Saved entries
====
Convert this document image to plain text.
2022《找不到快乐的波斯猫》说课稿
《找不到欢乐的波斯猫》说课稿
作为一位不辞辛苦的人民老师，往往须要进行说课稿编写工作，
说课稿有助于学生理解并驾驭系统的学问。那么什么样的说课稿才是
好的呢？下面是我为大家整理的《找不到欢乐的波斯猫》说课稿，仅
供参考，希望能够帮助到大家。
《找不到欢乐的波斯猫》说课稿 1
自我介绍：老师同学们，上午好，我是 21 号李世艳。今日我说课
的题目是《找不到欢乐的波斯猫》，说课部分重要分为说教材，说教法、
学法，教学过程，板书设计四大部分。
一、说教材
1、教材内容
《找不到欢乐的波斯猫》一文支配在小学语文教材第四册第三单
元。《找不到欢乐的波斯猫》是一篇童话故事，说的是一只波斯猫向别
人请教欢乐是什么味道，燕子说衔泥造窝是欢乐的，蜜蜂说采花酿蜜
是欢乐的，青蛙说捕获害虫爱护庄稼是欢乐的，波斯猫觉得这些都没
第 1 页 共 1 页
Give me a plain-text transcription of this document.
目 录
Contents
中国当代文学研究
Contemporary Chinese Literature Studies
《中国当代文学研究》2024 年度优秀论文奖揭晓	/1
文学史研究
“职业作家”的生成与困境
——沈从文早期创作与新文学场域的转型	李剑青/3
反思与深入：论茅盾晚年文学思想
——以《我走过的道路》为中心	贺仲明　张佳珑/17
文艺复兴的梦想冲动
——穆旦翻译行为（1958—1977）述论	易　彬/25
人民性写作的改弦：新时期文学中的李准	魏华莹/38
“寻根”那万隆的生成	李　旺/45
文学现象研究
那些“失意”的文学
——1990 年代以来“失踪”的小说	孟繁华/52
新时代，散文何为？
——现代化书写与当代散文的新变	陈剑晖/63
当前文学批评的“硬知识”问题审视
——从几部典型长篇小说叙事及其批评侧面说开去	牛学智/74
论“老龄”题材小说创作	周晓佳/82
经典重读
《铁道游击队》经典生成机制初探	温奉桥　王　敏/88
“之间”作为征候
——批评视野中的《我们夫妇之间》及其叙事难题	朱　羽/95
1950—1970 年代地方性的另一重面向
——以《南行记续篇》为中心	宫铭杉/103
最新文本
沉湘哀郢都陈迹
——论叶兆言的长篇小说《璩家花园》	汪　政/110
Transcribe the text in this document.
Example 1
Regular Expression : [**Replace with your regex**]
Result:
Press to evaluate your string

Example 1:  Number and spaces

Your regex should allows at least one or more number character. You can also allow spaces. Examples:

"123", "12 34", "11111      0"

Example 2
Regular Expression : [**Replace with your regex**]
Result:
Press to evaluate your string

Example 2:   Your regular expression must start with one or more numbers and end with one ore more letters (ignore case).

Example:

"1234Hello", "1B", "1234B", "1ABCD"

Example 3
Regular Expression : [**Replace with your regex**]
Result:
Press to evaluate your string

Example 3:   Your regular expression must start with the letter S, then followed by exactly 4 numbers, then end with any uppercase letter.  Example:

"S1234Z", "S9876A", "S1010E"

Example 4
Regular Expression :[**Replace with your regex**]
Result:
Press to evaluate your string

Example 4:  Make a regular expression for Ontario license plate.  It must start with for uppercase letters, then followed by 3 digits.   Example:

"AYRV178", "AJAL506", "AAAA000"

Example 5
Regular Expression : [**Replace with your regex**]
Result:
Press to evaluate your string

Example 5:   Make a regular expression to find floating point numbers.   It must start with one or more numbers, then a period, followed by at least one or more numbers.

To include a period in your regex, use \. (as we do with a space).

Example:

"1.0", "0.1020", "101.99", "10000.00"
====
Copy out the whole listing exactly.

Convert this document image to plain text.
2022《找不到快乐的波斯猫》说课稿
《找不到欢乐的波斯猫》说课稿
作为一位不辞辛苦的人民老师，往往须要进行说课稿编写工作，
说课稿有助于学生理解并驾驭系统的学问。那么什么样的说课稿才是
好的呢？下面是我为大家整理的《找不到欢乐的波斯猫》说课稿，仅
供参考，希望能够帮助到大家。
《找不到欢乐的波斯猫》说课稿 1
自我介绍：老师同学们，上午好，我是 21 号李世艳。今日我说课
的题目是《找不到欢乐的波斯猫》，说课部分重要分为说教材，说教法、
学法，教学过程，板书设计四大部分。
一、说教材
1、教材内容
《找不到欢乐的波斯猫》一文支配在小学语文教材第四册第三单
元。《找不到欢乐的波斯猫》是一篇童话故事，说的是一只波斯猫向别
人请教欢乐是什么味道，燕子说衔泥造窝是欢乐的，蜜蜂说采花酿蜜
是欢乐的，青蛙说捕获害虫爱护庄稼是欢乐的，波斯猫觉得这些都没
第 1 页 共 1 页
Give me a plain-text transcription of this document.
目 录
Contents
中国当代文学研究
Contemporary Chinese Literature Studies
《中国当代文学研究》2024 年度优秀论文奖揭晓	/1
文学史研究
“职业作家”的生成与困境
——沈从文早期创作与新文学场域的转型	李剑青/3
反思与深入：论茅盾晚年文学思想
——以《我走过的道路》为中心	贺仲明　张佳珑/17
文艺复兴的梦想冲动
——穆旦翻译行为（1958—1977）述论	易　彬/25
人民性写作的改弦：新时期文学中的李准	魏华莹/38
“寻根”那万隆的生成	李　旺/45
文学现象研究
那些“失意”的文学
——1990 年代以来“失踪”的小说	孟繁华/52
新时代，散文何为？
——现代化书写与当代散文的新变	陈剑晖/63
当前文学批评的“硬知识”问题审视
——从几部典型长篇小说叙事及其批评侧面说开去	牛学智/74
论“老龄”题材小说创作	周晓佳/82
经典重读
《铁道游击队》经典生成机制初探	温奉桥　王　敏/88
“之间”作为征候
——批评视野中的《我们夫妇之间》及其叙事难题	朱　羽/95
1950—1970 年代地方性的另一重面向
——以《南行记续篇》为中心	宫铭杉/103
最新文本
沉湘哀郢都陈迹
——论叶兆言的长篇小说《璩家花园》	汪　政/110
Transcribe the text in this document.
Example 1
Regular Expression : [**Replace with your regex**]
Result:
Press to evaluate your string

Example 1:  Number and spaces

Your regex should allows at least one or more number character. You can also allow spaces. Examples:

"123", "12 34", "11111      0"

Example 2
Regular Expression : [**Replace with your regex**]
Result:
Press to evaluate your string

Example 2:   Your regular expression must start with one or more numbers and end with one ore more letters (ignore case).

Example:

"1234Hello", "1B", "1234B", "1ABCD"

Example 3
Regular Expression : [**Replace with your regex**]
Result:
Press to evaluate your string

Example 3:   Your regular expression must start with the letter S, then followed by exactly 4 numbers, then end with any uppercase letter.  Example:

"S1234Z", "S9876A", "S1010E"

Example 4
Regular Expression :[**Replace with your regex**]
Result:
Press to evaluate your string

Example 4:  Make a regular expression for Ontario license plate.  It must start with for uppercase letters, then followed by 3 digits.   Example:

"AYRV178", "AJAL506", "AAAA000"

Example 5
Regular Expression : [**Replace with your regex**]
Result:
Press to evaluate your string

Example 5:   Make a regular expression to find floating point numbers.   It must start with one or more numbers, then a period, followed by at least one or more numbers.

To include a period in your regex, use \. (as we do with a space).

Example:

"1.0", "0.1020", "101.99", "10000.00"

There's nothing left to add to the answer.